▸ **PROBLEM**: Render every one of the following lines as a numbered list, leaving out any blank lines.

Page element annotations
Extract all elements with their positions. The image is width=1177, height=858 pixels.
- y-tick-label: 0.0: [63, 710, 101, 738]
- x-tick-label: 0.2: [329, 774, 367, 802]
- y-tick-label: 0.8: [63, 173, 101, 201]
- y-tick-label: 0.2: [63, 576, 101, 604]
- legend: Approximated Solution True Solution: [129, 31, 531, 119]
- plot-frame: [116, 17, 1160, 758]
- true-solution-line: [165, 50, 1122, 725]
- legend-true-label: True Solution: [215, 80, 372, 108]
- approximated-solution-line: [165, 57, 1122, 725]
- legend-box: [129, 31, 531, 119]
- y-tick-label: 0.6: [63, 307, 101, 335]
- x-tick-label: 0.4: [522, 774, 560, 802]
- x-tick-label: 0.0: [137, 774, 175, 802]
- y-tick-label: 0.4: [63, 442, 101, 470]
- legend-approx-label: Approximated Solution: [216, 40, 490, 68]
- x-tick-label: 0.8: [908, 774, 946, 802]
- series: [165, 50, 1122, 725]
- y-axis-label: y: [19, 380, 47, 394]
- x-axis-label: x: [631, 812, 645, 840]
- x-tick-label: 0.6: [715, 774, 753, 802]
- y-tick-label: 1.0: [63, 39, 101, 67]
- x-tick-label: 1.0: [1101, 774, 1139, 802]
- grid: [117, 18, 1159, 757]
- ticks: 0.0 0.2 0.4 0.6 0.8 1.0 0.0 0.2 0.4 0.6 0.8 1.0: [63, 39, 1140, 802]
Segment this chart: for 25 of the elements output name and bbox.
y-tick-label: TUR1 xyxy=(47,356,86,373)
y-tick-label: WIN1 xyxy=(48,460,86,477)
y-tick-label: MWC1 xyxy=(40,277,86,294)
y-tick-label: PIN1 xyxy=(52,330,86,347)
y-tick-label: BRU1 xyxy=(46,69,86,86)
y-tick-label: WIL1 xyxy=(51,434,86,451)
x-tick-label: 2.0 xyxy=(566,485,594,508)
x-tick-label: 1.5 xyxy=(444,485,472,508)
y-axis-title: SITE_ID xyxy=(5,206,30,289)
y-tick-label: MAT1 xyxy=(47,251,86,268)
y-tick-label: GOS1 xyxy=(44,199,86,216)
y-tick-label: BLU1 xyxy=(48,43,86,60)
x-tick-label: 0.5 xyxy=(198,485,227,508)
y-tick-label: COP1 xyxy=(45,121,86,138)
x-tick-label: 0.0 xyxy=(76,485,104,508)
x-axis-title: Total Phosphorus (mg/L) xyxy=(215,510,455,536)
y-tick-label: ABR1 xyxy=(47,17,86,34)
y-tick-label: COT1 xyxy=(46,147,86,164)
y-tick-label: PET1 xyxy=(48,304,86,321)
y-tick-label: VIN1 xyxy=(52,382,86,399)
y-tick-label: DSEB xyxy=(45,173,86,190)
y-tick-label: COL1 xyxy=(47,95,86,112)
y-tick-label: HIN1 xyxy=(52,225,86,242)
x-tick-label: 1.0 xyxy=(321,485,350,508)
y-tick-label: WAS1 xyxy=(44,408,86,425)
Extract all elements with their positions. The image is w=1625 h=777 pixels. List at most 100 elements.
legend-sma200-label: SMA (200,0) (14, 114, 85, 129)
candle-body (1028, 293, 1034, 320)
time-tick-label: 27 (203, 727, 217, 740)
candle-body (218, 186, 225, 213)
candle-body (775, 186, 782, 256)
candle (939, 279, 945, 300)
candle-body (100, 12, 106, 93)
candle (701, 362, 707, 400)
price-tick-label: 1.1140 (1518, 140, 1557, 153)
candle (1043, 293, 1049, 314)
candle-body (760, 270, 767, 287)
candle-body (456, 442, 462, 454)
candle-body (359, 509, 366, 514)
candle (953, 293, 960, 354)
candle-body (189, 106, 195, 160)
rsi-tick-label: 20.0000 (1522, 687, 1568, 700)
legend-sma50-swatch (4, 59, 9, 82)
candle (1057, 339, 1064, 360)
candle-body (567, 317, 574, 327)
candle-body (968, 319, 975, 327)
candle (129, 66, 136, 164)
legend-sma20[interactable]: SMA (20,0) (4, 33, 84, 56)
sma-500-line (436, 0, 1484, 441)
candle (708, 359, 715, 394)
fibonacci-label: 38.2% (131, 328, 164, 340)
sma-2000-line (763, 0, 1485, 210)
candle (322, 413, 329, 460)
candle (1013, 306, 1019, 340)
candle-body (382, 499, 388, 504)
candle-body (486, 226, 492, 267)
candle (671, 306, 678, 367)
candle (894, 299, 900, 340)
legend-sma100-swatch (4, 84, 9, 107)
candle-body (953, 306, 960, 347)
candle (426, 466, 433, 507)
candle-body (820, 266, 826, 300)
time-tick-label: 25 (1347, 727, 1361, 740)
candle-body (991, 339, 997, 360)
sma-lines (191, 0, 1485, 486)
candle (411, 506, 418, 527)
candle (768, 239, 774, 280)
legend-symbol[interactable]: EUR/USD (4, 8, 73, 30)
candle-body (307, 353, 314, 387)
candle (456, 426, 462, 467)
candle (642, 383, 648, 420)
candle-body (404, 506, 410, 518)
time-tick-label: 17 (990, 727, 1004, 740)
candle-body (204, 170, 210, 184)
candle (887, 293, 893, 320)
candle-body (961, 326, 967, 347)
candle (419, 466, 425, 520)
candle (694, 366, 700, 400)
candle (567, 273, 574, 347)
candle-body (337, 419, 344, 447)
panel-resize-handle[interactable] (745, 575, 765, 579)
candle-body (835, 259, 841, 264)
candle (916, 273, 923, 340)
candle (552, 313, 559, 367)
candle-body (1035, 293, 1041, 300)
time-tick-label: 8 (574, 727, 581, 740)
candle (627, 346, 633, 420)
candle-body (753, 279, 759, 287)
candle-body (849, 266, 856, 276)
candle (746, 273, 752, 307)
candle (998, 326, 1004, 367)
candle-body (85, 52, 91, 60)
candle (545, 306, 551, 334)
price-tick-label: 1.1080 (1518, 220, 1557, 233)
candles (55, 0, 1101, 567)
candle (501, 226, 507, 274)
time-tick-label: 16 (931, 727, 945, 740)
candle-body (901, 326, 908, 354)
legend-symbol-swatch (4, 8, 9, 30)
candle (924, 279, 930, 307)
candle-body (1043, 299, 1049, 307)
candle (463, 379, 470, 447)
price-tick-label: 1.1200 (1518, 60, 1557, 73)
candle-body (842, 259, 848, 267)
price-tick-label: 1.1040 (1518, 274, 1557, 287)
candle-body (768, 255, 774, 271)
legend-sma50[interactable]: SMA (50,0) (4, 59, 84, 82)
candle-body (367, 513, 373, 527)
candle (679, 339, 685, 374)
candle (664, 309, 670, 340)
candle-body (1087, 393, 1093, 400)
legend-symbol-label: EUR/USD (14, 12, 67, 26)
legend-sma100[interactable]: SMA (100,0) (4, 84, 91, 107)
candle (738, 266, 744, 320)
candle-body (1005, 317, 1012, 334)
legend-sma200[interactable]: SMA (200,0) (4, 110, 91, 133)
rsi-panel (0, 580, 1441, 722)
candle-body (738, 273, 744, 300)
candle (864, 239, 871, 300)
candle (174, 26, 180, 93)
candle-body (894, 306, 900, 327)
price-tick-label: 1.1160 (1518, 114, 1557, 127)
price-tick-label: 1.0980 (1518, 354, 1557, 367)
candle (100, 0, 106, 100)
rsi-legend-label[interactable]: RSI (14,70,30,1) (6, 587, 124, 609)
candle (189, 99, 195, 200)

▸ **COMPLETED EXERCISE**:
1. Extract all elements with their positions. The image is width=1177, height=858 pixels.
2. - y-tick-label: 0.0: [63, 710, 101, 738]
3. - x-tick-label: 0.2: [329, 774, 367, 802]
4. - y-tick-label: 0.8: [63, 173, 101, 201]
5. - y-tick-label: 0.2: [63, 576, 101, 604]
6. - legend: Approximated Solution True Solution: [129, 31, 531, 119]
7. - plot-frame: [116, 17, 1160, 758]
8. - true-solution-line: [165, 50, 1122, 725]
9. - legend-true-label: True Solution: [215, 80, 372, 108]
10. - approximated-solution-line: [165, 57, 1122, 725]
11. - legend-box: [129, 31, 531, 119]
12. - y-tick-label: 0.6: [63, 307, 101, 335]
13. - x-tick-label: 0.4: [522, 774, 560, 802]
14. - x-tick-label: 0.0: [137, 774, 175, 802]
15. - y-tick-label: 0.4: [63, 442, 101, 470]
16. - legend-approx-label: Approximated Solution: [216, 40, 490, 68]
17. - x-tick-label: 0.8: [908, 774, 946, 802]
18. - series: [165, 50, 1122, 725]
19. - y-axis-label: y: [19, 380, 47, 394]
20. - x-axis-label: x: [631, 812, 645, 840]
21. - x-tick-label: 0.6: [715, 774, 753, 802]
22. - y-tick-label: 1.0: [63, 39, 101, 67]
23. - x-tick-label: 1.0: [1101, 774, 1139, 802]
24. - grid: [117, 18, 1159, 757]
25. - ticks: 0.0 0.2 0.4 0.6 0.8 1.0 0.0 0.2 0.4 0.6 0.8 1.0: [63, 39, 1140, 802]
26. Segment this chart: for 25 of the elements output name and bbox.
27. y-tick-label: TUR1 xyxy=(47,356,86,373)
28. y-tick-label: WIN1 xyxy=(48,460,86,477)
29. y-tick-label: MWC1 xyxy=(40,277,86,294)
30. y-tick-label: PIN1 xyxy=(52,330,86,347)
31. y-tick-label: BRU1 xyxy=(46,69,86,86)
32. y-tick-label: WIL1 xyxy=(51,434,86,451)
33. x-tick-label: 2.0 xyxy=(566,485,594,508)
34. x-tick-label: 1.5 xyxy=(444,485,472,508)
35. y-axis-title: SITE_ID xyxy=(5,206,30,289)
36. y-tick-label: MAT1 xyxy=(47,251,86,268)
37. y-tick-label: GOS1 xyxy=(44,199,86,216)
38. y-tick-label: BLU1 xyxy=(48,43,86,60)
39. x-tick-label: 0.5 xyxy=(198,485,227,508)
40. y-tick-label: COP1 xyxy=(45,121,86,138)
41. x-tick-label: 0.0 xyxy=(76,485,104,508)
42. x-axis-title: Total Phosphorus (mg/L) xyxy=(215,510,455,536)
43. y-tick-label: ABR1 xyxy=(47,17,86,34)
44. y-tick-label: COT1 xyxy=(46,147,86,164)
45. y-tick-label: PET1 xyxy=(48,304,86,321)
46. y-tick-label: VIN1 xyxy=(52,382,86,399)
47. y-tick-label: DSEB xyxy=(45,173,86,190)
48. y-tick-label: COL1 xyxy=(47,95,86,112)
49. y-tick-label: HIN1 xyxy=(52,225,86,242)
50. x-tick-label: 1.0 xyxy=(321,485,350,508)
51. y-tick-label: WAS1 xyxy=(44,408,86,425)
52. Extract all elements with their positions. The image is w=1625 h=777 pixels. List at most 100 elements.
53. legend-sma200-label: SMA (200,0) (14, 114, 85, 129)
54. candle-body (1028, 293, 1034, 320)
55. time-tick-label: 27 (203, 727, 217, 740)
56. candle-body (218, 186, 225, 213)
57. candle-body (775, 186, 782, 256)
58. candle (939, 279, 945, 300)
59. candle-body (100, 12, 106, 93)
60. candle (701, 362, 707, 400)
61. price-tick-label: 1.1140 (1518, 140, 1557, 153)
62. candle (1043, 293, 1049, 314)
63. candle-body (760, 270, 767, 287)
64. candle-body (456, 442, 462, 454)
65. candle-body (359, 509, 366, 514)
66. candle (953, 293, 960, 354)
67. candle-body (189, 106, 195, 160)
68. rsi-tick-label: 20.0000 (1522, 687, 1568, 700)
69. legend-sma50-swatch (4, 59, 9, 82)
70. candle (1057, 339, 1064, 360)
71. candle-body (567, 317, 574, 327)
72. candle-body (968, 319, 975, 327)
73. candle (129, 66, 136, 164)
74. legend-sma20[interactable]: SMA (20,0) (4, 33, 84, 56)
75. sma-500-line (436, 0, 1484, 441)
76. candle (708, 359, 715, 394)
77. fibonacci-label: 38.2% (131, 328, 164, 340)
78. sma-2000-line (763, 0, 1485, 210)
79. candle (322, 413, 329, 460)
80. candle (1013, 306, 1019, 340)
81. candle-body (382, 499, 388, 504)
82. candle-body (486, 226, 492, 267)
83. candle (671, 306, 678, 367)
84. candle (894, 299, 900, 340)
85. legend-sma100-swatch (4, 84, 9, 107)
86. candle-body (953, 306, 960, 347)
87. candle (426, 466, 433, 507)
88. candle-body (820, 266, 826, 300)
89. time-tick-label: 25 (1347, 727, 1361, 740)
90. candle-body (991, 339, 997, 360)
91. sma-lines (191, 0, 1485, 486)
92. candle (411, 506, 418, 527)
93. candle (768, 239, 774, 280)
94. legend-symbol[interactable]: EUR/USD (4, 8, 73, 30)
95. candle-body (307, 353, 314, 387)
96. candle (456, 426, 462, 467)
97. candle (642, 383, 648, 420)
98. candle-body (404, 506, 410, 518)
99. time-tick-label: 17 (990, 727, 1004, 740)
100. candle-body (204, 170, 210, 184)
101. candle (887, 293, 893, 320)
102. candle-body (961, 326, 967, 347)
103. candle (419, 466, 425, 520)
104. candle (694, 366, 700, 400)
105. candle (567, 273, 574, 347)
106. candle-body (337, 419, 344, 447)
107. panel-resize-handle[interactable] (745, 575, 765, 579)
108. candle-body (835, 259, 841, 264)
109. candle (916, 273, 923, 340)
110. candle (552, 313, 559, 367)
111. candle-body (1035, 293, 1041, 300)
112. time-tick-label: 8 (574, 727, 581, 740)
113. candle (627, 346, 633, 420)
114. candle-body (753, 279, 759, 287)
115. candle-body (849, 266, 856, 276)
116. candle (746, 273, 752, 307)
117. candle (998, 326, 1004, 367)
118. candle-body (85, 52, 91, 60)
119. candle (545, 306, 551, 334)
120. price-tick-label: 1.1080 (1518, 220, 1557, 233)
121. candles (55, 0, 1101, 567)
122. candle (501, 226, 507, 274)
123. time-tick-label: 16 (931, 727, 945, 740)
124. candle-body (901, 326, 908, 354)
125. legend-symbol-swatch (4, 8, 9, 30)
126. candle (924, 279, 930, 307)
127. candle-body (1043, 299, 1049, 307)
128. candle (463, 379, 470, 447)
129. price-tick-label: 1.1200 (1518, 60, 1557, 73)
130. candle-body (842, 259, 848, 267)
131. price-tick-label: 1.1040 (1518, 274, 1557, 287)
132. candle-body (768, 255, 774, 271)
133. legend-sma50[interactable]: SMA (50,0) (4, 59, 84, 82)
134. candle-body (367, 513, 373, 527)
135. candle (679, 339, 685, 374)
136. candle (664, 309, 670, 340)
137. candle-body (1087, 393, 1093, 400)
138. legend-symbol-label: EUR/USD (14, 12, 67, 26)
139. legend-sma100[interactable]: SMA (100,0) (4, 84, 91, 107)
140. candle (738, 266, 744, 320)
141. candle-body (1005, 317, 1012, 334)
142. legend-sma200[interactable]: SMA (200,0) (4, 110, 91, 133)
143. rsi-panel (0, 580, 1441, 722)
144. candle-body (738, 273, 744, 300)
145. candle (864, 239, 871, 300)
146. candle (174, 26, 180, 93)
147. candle-body (894, 306, 900, 327)
148. price-tick-label: 1.1160 (1518, 114, 1557, 127)
149. price-tick-label: 1.0980 (1518, 354, 1557, 367)
150. candle (100, 0, 106, 100)
151. rsi-legend-label[interactable]: RSI (14,70,30,1) (6, 587, 124, 609)
152. candle (189, 99, 195, 200)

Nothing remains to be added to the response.